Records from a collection

---*---

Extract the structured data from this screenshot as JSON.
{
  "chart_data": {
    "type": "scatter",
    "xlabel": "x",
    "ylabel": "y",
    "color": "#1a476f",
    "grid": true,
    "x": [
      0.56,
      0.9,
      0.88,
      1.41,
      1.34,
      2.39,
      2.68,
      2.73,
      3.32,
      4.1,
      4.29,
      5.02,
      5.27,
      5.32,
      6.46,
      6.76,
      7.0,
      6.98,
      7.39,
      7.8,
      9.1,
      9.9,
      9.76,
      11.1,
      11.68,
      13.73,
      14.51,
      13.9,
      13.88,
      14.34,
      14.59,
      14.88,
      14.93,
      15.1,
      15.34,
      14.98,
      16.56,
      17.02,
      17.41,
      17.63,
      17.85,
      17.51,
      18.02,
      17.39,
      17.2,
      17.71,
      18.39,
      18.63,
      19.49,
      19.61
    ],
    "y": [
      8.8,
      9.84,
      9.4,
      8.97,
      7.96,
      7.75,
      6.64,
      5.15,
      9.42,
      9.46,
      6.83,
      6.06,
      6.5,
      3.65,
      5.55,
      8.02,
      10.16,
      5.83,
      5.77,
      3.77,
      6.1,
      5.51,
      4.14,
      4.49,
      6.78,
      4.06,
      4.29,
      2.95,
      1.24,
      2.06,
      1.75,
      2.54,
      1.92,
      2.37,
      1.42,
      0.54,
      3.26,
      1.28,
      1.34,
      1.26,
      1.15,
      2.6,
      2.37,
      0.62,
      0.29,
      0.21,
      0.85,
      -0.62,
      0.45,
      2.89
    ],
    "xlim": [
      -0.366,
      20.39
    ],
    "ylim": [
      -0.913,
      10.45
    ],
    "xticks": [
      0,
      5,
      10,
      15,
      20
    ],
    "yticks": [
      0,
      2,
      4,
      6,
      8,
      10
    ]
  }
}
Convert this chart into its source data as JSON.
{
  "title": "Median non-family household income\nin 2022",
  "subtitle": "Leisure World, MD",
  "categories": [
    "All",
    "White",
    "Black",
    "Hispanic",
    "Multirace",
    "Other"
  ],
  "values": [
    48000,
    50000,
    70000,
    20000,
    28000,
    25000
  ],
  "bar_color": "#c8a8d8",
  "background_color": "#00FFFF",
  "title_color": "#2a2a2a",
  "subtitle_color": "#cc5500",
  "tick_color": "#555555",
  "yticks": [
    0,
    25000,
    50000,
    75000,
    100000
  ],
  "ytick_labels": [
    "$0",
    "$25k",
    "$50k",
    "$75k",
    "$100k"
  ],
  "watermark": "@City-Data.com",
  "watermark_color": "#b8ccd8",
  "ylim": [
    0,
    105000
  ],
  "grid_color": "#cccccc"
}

---*---

*Instruction*.
Send back exactly the lines from the line with "Convert this chart" through the end of the records.

*Solution to this task*.
Convert this chart into its source data as JSON.
{
  "title": "Median non-family household income\nin 2022",
  "subtitle": "Leisure World, MD",
  "categories": [
    "All",
    "White",
    "Black",
    "Hispanic",
    "Multirace",
    "Other"
  ],
  "values": [
    48000,
    50000,
    70000,
    20000,
    28000,
    25000
  ],
  "bar_color": "#c8a8d8",
  "background_color": "#00FFFF",
  "title_color": "#2a2a2a",
  "subtitle_color": "#cc5500",
  "tick_color": "#555555",
  "yticks": [
    0,
    25000,
    50000,
    75000,
    100000
  ],
  "ytick_labels": [
    "$0",
    "$25k",
    "$50k",
    "$75k",
    "$100k"
  ],
  "watermark": "@City-Data.com",
  "watermark_color": "#b8ccd8",
  "ylim": [
    0,
    105000
  ],
  "grid_color": "#cccccc"
}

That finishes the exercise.